>> start DATA SUPPLIED
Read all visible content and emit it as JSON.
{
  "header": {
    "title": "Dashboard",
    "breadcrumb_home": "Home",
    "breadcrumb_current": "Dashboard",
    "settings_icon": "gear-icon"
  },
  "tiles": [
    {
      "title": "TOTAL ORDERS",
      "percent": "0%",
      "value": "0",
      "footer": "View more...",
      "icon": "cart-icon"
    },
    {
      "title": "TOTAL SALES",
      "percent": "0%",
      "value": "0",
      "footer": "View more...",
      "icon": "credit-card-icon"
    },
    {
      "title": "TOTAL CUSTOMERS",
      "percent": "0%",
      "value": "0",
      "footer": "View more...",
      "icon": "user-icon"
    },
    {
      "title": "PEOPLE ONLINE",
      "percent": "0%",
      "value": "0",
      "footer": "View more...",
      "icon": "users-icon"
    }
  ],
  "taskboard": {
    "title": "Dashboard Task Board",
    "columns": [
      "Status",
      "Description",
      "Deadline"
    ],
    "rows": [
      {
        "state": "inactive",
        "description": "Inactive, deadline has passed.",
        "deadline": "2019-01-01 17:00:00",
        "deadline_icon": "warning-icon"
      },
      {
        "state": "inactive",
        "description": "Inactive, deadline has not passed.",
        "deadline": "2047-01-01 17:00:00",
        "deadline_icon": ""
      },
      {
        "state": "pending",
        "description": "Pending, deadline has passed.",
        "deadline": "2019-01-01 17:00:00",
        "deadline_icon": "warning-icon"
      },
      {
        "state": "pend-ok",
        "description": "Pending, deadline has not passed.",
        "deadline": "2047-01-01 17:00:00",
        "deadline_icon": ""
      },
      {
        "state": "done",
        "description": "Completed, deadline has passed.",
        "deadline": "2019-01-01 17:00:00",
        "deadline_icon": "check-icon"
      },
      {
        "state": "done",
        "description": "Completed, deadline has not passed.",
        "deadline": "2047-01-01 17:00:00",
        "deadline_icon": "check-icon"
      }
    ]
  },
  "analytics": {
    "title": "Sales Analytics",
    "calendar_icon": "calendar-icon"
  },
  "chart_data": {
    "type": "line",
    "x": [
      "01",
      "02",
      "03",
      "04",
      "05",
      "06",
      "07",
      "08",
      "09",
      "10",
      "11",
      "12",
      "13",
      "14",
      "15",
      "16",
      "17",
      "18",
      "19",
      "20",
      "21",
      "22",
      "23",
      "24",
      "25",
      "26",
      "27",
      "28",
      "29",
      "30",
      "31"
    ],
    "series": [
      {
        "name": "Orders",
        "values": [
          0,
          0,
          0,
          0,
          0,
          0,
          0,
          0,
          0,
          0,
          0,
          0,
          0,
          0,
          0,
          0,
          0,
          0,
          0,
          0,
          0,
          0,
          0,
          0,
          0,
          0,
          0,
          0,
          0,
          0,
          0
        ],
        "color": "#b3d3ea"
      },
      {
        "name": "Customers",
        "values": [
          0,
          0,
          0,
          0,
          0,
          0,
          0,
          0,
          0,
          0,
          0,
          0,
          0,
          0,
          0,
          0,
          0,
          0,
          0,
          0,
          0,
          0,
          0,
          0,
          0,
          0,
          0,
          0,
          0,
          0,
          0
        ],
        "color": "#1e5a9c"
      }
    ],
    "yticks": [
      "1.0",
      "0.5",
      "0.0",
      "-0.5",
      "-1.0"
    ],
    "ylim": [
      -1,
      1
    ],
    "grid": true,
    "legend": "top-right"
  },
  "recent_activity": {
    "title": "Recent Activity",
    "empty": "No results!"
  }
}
>> end DATA SUPPLIED
WHAT THIS TASK INVOLVES:
Copy all the records above exactly, missing none.

FINAL RESULT:
Read all visible content and emit it as JSON.
{
  "header": {
    "title": "Dashboard",
    "breadcrumb_home": "Home",
    "breadcrumb_current": "Dashboard",
    "settings_icon": "gear-icon"
  },
  "tiles": [
    {
      "title": "TOTAL ORDERS",
      "percent": "0%",
      "value": "0",
      "footer": "View more...",
      "icon": "cart-icon"
    },
    {
      "title": "TOTAL SALES",
      "percent": "0%",
      "value": "0",
      "footer": "View more...",
      "icon": "credit-card-icon"
    },
    {
      "title": "TOTAL CUSTOMERS",
      "percent": "0%",
      "value": "0",
      "footer": "View more...",
      "icon": "user-icon"
    },
    {
      "title": "PEOPLE ONLINE",
      "percent": "0%",
      "value": "0",
      "footer": "View more...",
      "icon": "users-icon"
    }
  ],
  "taskboard": {
    "title": "Dashboard Task Board",
    "columns": [
      "Status",
      "Description",
      "Deadline"
    ],
    "rows": [
      {
        "state": "inactive",
        "description": "Inactive, deadline has passed.",
        "deadline": "2019-01-01 17:00:00",
        "deadline_icon": "warning-icon"
      },
      {
        "state": "inactive",
        "description": "Inactive, deadline has not passed.",
        "deadline": "2047-01-01 17:00:00",
        "deadline_icon": ""
      },
      {
        "state": "pending",
        "description": "Pending, deadline has passed.",
        "deadline": "2019-01-01 17:00:00",
        "deadline_icon": "warning-icon"
      },
      {
        "state": "pend-ok",
        "description": "Pending, deadline has not passed.",
        "deadline": "2047-01-01 17:00:00",
        "deadline_icon": ""
      },
      {
        "state": "done",
        "description": "Completed, deadline has passed.",
        "deadline": "2019-01-01 17:00:00",
        "deadline_icon": "check-icon"
      },
      {
        "state": "done",
        "description": "Completed, deadline has not passed.",
        "deadline": "2047-01-01 17:00:00",
        "deadline_icon": "check-icon"
      }
    ]
  },
  "analytics": {
    "title": "Sales Analytics",
    "calendar_icon": "calendar-icon"
  },
  "chart_data": {
    "type": "line",
    "x": [
      "01",
      "02",
      "03",
      "04",
      "05",
      "06",
      "07",
      "08",
      "09",
      "10",
      "11",
      "12",
      "13",
      "14",
      "15",
      "16",
      "17",
      "18",
      "19",
      "20",
      "21",
      "22",
      "23",
      "24",
      "25",
      "26",
      "27",
      "28",
      "29",
      "30",
      "31"
    ],
    "series": [
      {
        "name": "Orders",
        "values": [
          0,
          0,
          0,
          0,
          0,
          0,
          0,
          0,
          0,
          0,
          0,
          0,
          0,
          0,
          0,
          0,
          0,
          0,
          0,
          0,
          0,
          0,
          0,
          0,
          0,
          0,
          0,
          0,
          0,
          0,
          0
        ],
        "color": "#b3d3ea"
      },
      {
        "name": "Customers",
        "values": [
          0,
          0,
          0,
          0,
          0,
          0,
          0,
          0,
          0,
          0,
          0,
          0,
          0,
          0,
          0,
          0,
          0,
          0,
          0,
          0,
          0,
          0,
          0,
          0,
          0,
          0,
          0,
          0,
          0,
          0,
          0
        ],
        "color": "#1e5a9c"
      }
    ],
    "yticks": [
      "1.0",
      "0.5",
      "0.0",
      "-0.5",
      "-1.0"
    ],
    "ylim": [
      -1,
      1
    ],
    "grid": true,
    "legend": "top-right"
  },
  "recent_activity": {
    "title": "Recent Activity",
    "empty": "No results!"
  }
}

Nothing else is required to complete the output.